◆ Goal ◆
Without pictures, repeat exactly the lines from the one containing "Give me the" through the end of the entries.

◆ Material for this exercise ◆
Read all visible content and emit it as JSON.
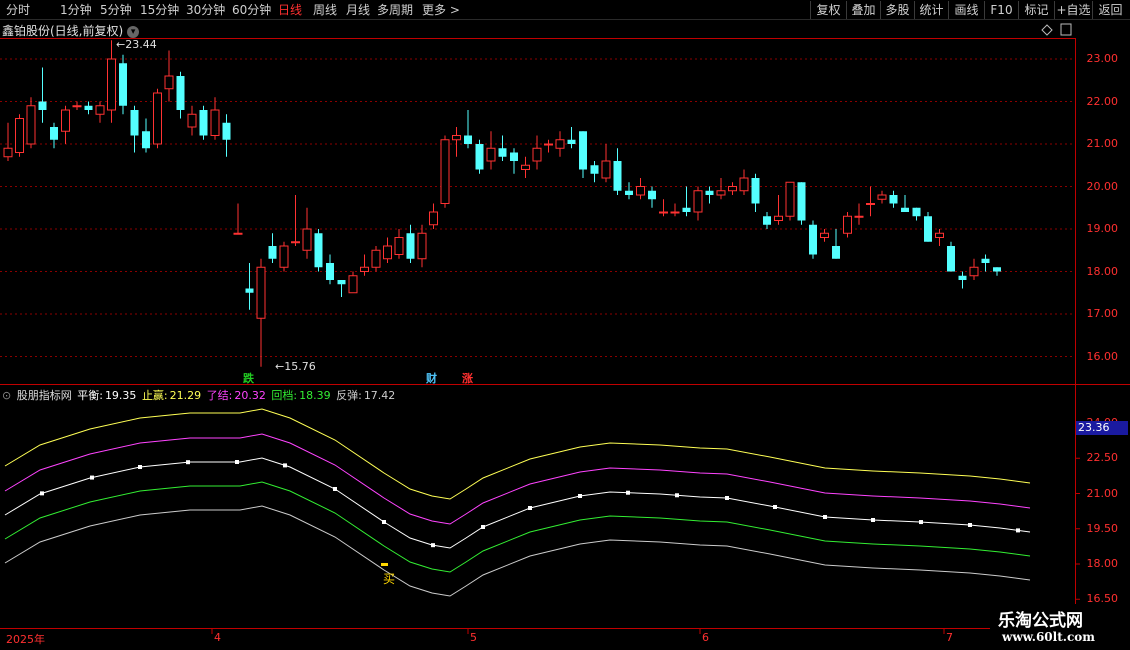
{
  "toolbar": {
    "timeframes": [
      "分时",
      "1分钟",
      "5分钟",
      "15分钟",
      "30分钟",
      "60分钟",
      "日线",
      "周线",
      "月线",
      "多周期",
      "更多 >"
    ],
    "active_timeframe": "日线",
    "right_buttons": [
      "复权",
      "叠加",
      "多股",
      "统计",
      "画线",
      "F10",
      "标记",
      "+自选",
      "返回"
    ]
  },
  "chart_title": {
    "name": "鑫铂股份(日线,前复权)",
    "dropdown_icon": "chevron-down-icon"
  },
  "top_right_icons": [
    "diamond-icon",
    "panel-icon"
  ],
  "price_axis": [
    "23.00",
    "22.00",
    "21.00",
    "20.00",
    "19.00",
    "18.00",
    "17.00",
    "16.00"
  ],
  "annotations": {
    "high": "23.44",
    "low": "15.76"
  },
  "event_flags": [
    {
      "text": "跌",
      "color": "#22cc22"
    },
    {
      "text": "财",
      "color": "#4fc3f7"
    },
    {
      "text": "涨",
      "color": "#ff3030"
    }
  ],
  "indicator": {
    "name": "股朋指标网",
    "fields": [
      {
        "label": "平衡:",
        "value": "19.35",
        "color": "#ffffff"
      },
      {
        "label": "止赢:",
        "value": "21.29",
        "color": "#ffff55"
      },
      {
        "label": "了结:",
        "value": "20.32",
        "color": "#ff44ff"
      },
      {
        "label": "回档:",
        "value": "18.39",
        "color": "#33ee33"
      },
      {
        "label": "反弹:",
        "value": "17.42",
        "color": "#cccccc"
      }
    ],
    "axis": [
      "24.00",
      "22.50",
      "21.00",
      "19.50",
      "18.00",
      "16.50"
    ],
    "current_value": "23.36",
    "signal": "买"
  },
  "date_axis": [
    "2025年",
    "4",
    "5",
    "6",
    "7"
  ],
  "watermark": {
    "line1": "乐淘公式网",
    "line2": "www.60lt.com"
  },
  "colors": {
    "up": "#ff3232",
    "down": "#54ffff",
    "grid": "#8b0000",
    "balance": "#ffffff",
    "take_profit": "#ffff55",
    "close_out": "#ff44ff",
    "pullback": "#33ee33",
    "rebound": "#cccccc"
  }
}
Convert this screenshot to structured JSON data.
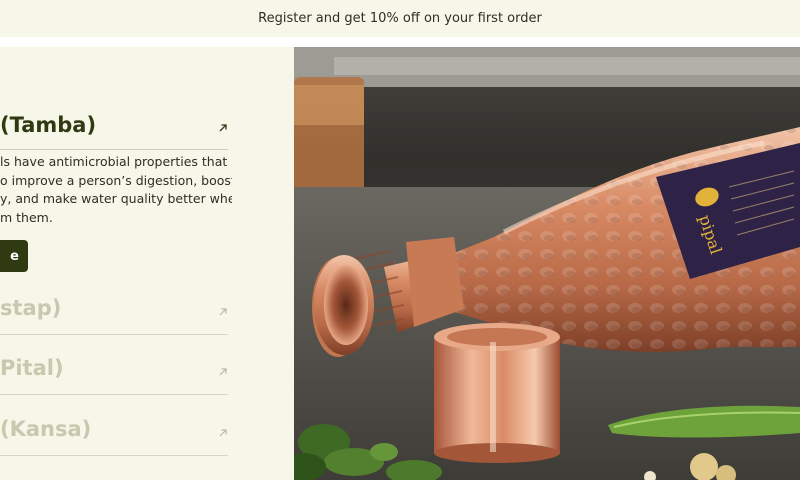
{
  "announcement": {
    "text": "Register and get 10% off on your first order"
  },
  "materials": {
    "active": {
      "title": "(Tamba)",
      "description_lines": [
        "ls have antimicrobial properties that",
        "o improve a person’s digestion, boost",
        "y, and make water quality better when",
        "m them."
      ],
      "cta_label": "e"
    },
    "others": [
      {
        "title": "stap)"
      },
      {
        "title": "Pital)"
      },
      {
        "title": "(Kansa)"
      }
    ]
  },
  "photo": {
    "label_brand": "pipal",
    "icon": "copper-bottle-photo"
  },
  "colors": {
    "accent": "#2f3a13",
    "muted_text": "#c6c9ad",
    "background": "#f6f6e9"
  }
}
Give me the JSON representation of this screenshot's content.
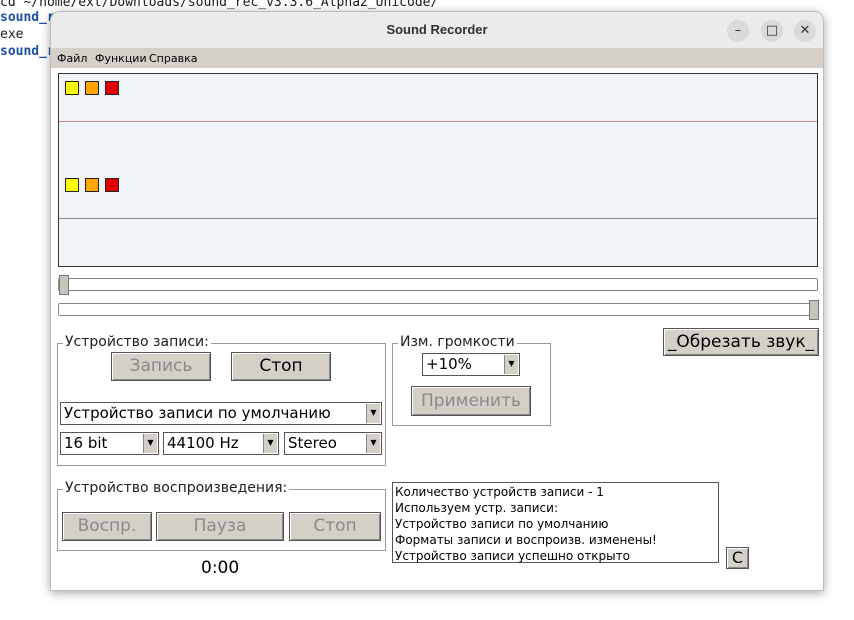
{
  "terminal": {
    "cmd": "cd ~/home/ext/Downloads/sound_rec_v3.3.6_Alpha2_Unicode/",
    "lines": [
      "sound_r",
      "exe",
      "sound_r"
    ]
  },
  "window": {
    "title": "Sound Recorder",
    "controls": {
      "minimize": "–",
      "maximize": "□",
      "close": "✕"
    }
  },
  "menu": {
    "items": [
      "Файл",
      "Функции",
      "Справка"
    ]
  },
  "waveform": {
    "channel_markers": [
      "yellow",
      "orange",
      "red"
    ],
    "colors": {
      "yellow": "#ffff00",
      "orange": "#ffa500",
      "red": "#e00000"
    }
  },
  "record_device": {
    "legend": "Устройство записи:",
    "record_label": "Запись",
    "stop_label": "Стоп",
    "device_select": "Устройство записи по умолчанию",
    "bits_select": "16 bit",
    "rate_select": "44100 Hz",
    "channels_select": "Stereo"
  },
  "volume": {
    "legend": "Изм. громкости",
    "value_select": "+10%",
    "apply_label": "Применить"
  },
  "trim_label": "_Обрезать звук_",
  "playback_device": {
    "legend": "Устройство воспроизведения:",
    "play_label": "Воспр.",
    "pause_label": "Пауза",
    "stop_label": "Стоп"
  },
  "time_display": "0:00",
  "log": {
    "lines": [
      "Количество устройств записи - 1",
      "Используем устр. записи:",
      "Устройство записи по умолчанию",
      "Форматы записи и воспроизв. изменены!",
      "Устройство записи успешно открыто"
    ],
    "clear_label": "C"
  }
}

◆ Task solution ◆
Give me the JSON representation of this screenshot's content.
{
  "terminal": {
    "cmd": "cd ~/home/ext/Downloads/sound_rec_v3.3.6_Alpha2_Unicode/",
    "lines": [
      "sound_r",
      "exe",
      "sound_r"
    ]
  },
  "window": {
    "title": "Sound Recorder",
    "controls": {
      "minimize": "–",
      "maximize": "□",
      "close": "✕"
    }
  },
  "menu": {
    "items": [
      "Файл",
      "Функции",
      "Справка"
    ]
  },
  "waveform": {
    "channel_markers": [
      "yellow",
      "orange",
      "red"
    ],
    "colors": {
      "yellow": "#ffff00",
      "orange": "#ffa500",
      "red": "#e00000"
    }
  },
  "record_device": {
    "legend": "Устройство записи:",
    "record_label": "Запись",
    "stop_label": "Стоп",
    "device_select": "Устройство записи по умолчанию",
    "bits_select": "16 bit",
    "rate_select": "44100 Hz",
    "channels_select": "Stereo"
  },
  "volume": {
    "legend": "Изм. громкости",
    "value_select": "+10%",
    "apply_label": "Применить"
  },
  "trim_label": "_Обрезать звук_",
  "playback_device": {
    "legend": "Устройство воспроизведения:",
    "play_label": "Воспр.",
    "pause_label": "Пауза",
    "stop_label": "Стоп"
  },
  "time_display": "0:00",
  "log": {
    "lines": [
      "Количество устройств записи - 1",
      "Используем устр. записи:",
      "Устройство записи по умолчанию",
      "Форматы записи и воспроизв. изменены!",
      "Устройство записи успешно открыто"
    ],
    "clear_label": "C"
  }
}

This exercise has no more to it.